== PROBLEM ==
Identify every line in the data below that contains the string "title", with case counting, and copy each of those lines.

== RECORDED DATA ==

+++

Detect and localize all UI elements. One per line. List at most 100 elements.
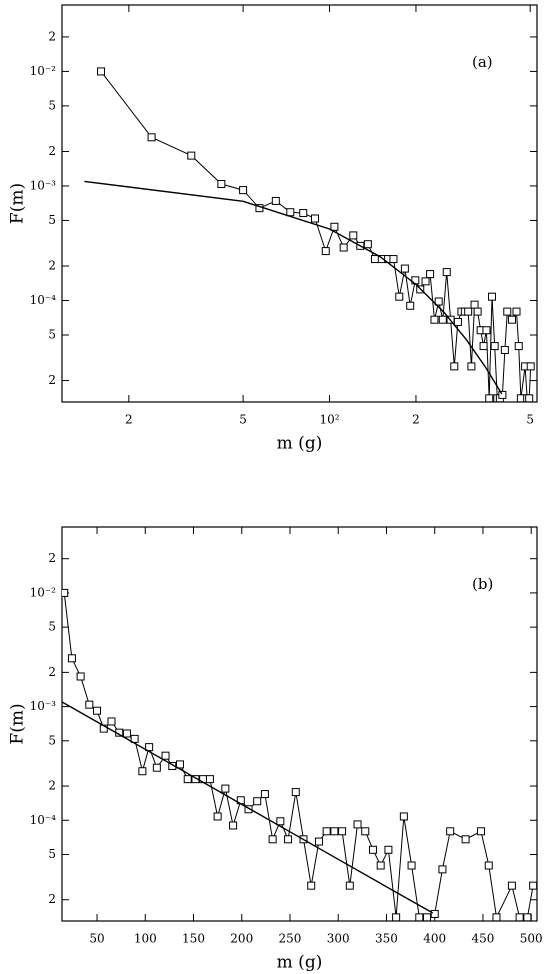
data-point bbox=[183, 775, 192, 784]
data-point bbox=[221, 784, 230, 793]
data-point bbox=[85, 700, 94, 709]
data-point bbox=[492, 913, 501, 921]
data-point bbox=[515, 913, 524, 921]
data-point bbox=[464, 307, 473, 316]
y-tick-label: 2 bbox=[48, 551, 56, 565]
data-point bbox=[363, 240, 372, 249]
x-tick-label: 150 bbox=[182, 932, 205, 946]
x-tick-label: 2 bbox=[125, 413, 133, 427]
data-point bbox=[384, 845, 393, 854]
data-point bbox=[187, 151, 196, 160]
x-tick-label: 400 bbox=[423, 932, 446, 946]
data-point bbox=[205, 775, 214, 784]
data-point bbox=[376, 861, 385, 870]
y-tick-label: 10⁻³ bbox=[30, 178, 57, 192]
x-tick-label: 200 bbox=[230, 932, 253, 946]
data-point bbox=[338, 827, 347, 836]
data-point bbox=[473, 307, 482, 316]
data-point bbox=[145, 743, 154, 752]
data-point bbox=[430, 315, 439, 324]
data-point bbox=[507, 881, 516, 890]
data-point bbox=[395, 292, 404, 301]
x-tick-label: 100 bbox=[134, 932, 157, 946]
y-tick-label: 5 bbox=[48, 213, 56, 227]
data-point bbox=[345, 881, 354, 890]
data-point bbox=[399, 812, 408, 821]
data-point bbox=[503, 307, 512, 316]
y-tick-label: 2 bbox=[48, 892, 56, 906]
y-tick-label: 5 bbox=[48, 98, 56, 112]
data-point bbox=[286, 208, 295, 217]
data-point bbox=[507, 315, 516, 324]
data-point bbox=[322, 827, 331, 836]
data-point bbox=[423, 913, 432, 921]
data-point bbox=[253, 797, 262, 806]
x-tick-label: 500 bbox=[520, 932, 543, 946]
y-tick-label: 10⁻⁴ bbox=[30, 813, 57, 827]
series-line bbox=[100, 71, 532, 399]
data-point bbox=[321, 247, 330, 256]
y-tick-label: 2 bbox=[48, 29, 56, 43]
x-tick-label: 450 bbox=[472, 932, 495, 946]
data-point bbox=[244, 805, 253, 814]
data-point bbox=[307, 881, 316, 890]
data-point bbox=[370, 255, 379, 264]
y-tick-label: 5 bbox=[48, 847, 56, 861]
data-point bbox=[389, 255, 398, 264]
data-point bbox=[438, 315, 447, 324]
data-point bbox=[93, 706, 102, 715]
y-axis-title: F(m) bbox=[8, 703, 28, 744]
data-point bbox=[470, 300, 479, 309]
data-point bbox=[368, 845, 377, 854]
x-axis-title: m (g) bbox=[277, 953, 323, 973]
data-point bbox=[138, 767, 147, 776]
data-point bbox=[392, 913, 401, 921]
data-point bbox=[446, 827, 455, 836]
y-tick-label: 2 bbox=[48, 259, 56, 273]
data-point bbox=[67, 654, 76, 663]
data-point bbox=[415, 913, 424, 921]
y-tick-label: 2 bbox=[48, 144, 56, 158]
y-tick-label: 2 bbox=[48, 665, 56, 679]
data-point bbox=[361, 827, 370, 836]
x-tick-label: 50 bbox=[89, 932, 104, 946]
data-point bbox=[310, 214, 319, 223]
data-point bbox=[62, 588, 69, 597]
data-point bbox=[498, 390, 507, 399]
y-tick-label: 10⁻⁴ bbox=[30, 293, 57, 307]
data-point bbox=[512, 307, 521, 316]
x-tick-label: 250 bbox=[279, 932, 302, 946]
x-tick-label: 5 bbox=[526, 413, 534, 427]
data-point bbox=[97, 67, 106, 76]
data-point bbox=[400, 264, 409, 273]
data-point bbox=[467, 362, 476, 371]
x-tick-label: 350 bbox=[375, 932, 398, 946]
series-line bbox=[84, 180, 503, 395]
y-axis-title: F(m) bbox=[8, 183, 28, 224]
data-point bbox=[161, 751, 170, 760]
series-line bbox=[63, 592, 534, 919]
plot-frame bbox=[61, 526, 538, 922]
data-point bbox=[484, 861, 493, 870]
data-point bbox=[330, 827, 339, 836]
data-point bbox=[500, 345, 509, 354]
data-point bbox=[213, 812, 222, 821]
data-point bbox=[122, 729, 131, 738]
y-tick-label: 10⁻³ bbox=[30, 699, 57, 713]
data-point bbox=[353, 820, 362, 829]
y-tick-label: 2 bbox=[48, 373, 56, 387]
panel-label: (b) bbox=[472, 575, 493, 593]
plot-frame bbox=[61, 4, 538, 403]
data-point bbox=[479, 342, 488, 351]
data-point bbox=[525, 394, 534, 402]
data-point bbox=[130, 734, 139, 743]
plot-area bbox=[62, 588, 537, 921]
data-point bbox=[107, 717, 116, 726]
data-point bbox=[461, 835, 470, 844]
data-point bbox=[239, 186, 248, 195]
y-tick-label: 2 bbox=[48, 779, 56, 793]
data-point bbox=[421, 277, 430, 286]
y-tick-label: 5 bbox=[48, 327, 56, 341]
data-point bbox=[152, 763, 161, 772]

+++

== OUTPUT FOR THIS EXERCISE ==
y-axis-title: F(m) bbox=[8, 703, 28, 744]
x-axis-title: m (g) bbox=[277, 953, 323, 973]
y-axis-title: F(m) bbox=[8, 183, 28, 224]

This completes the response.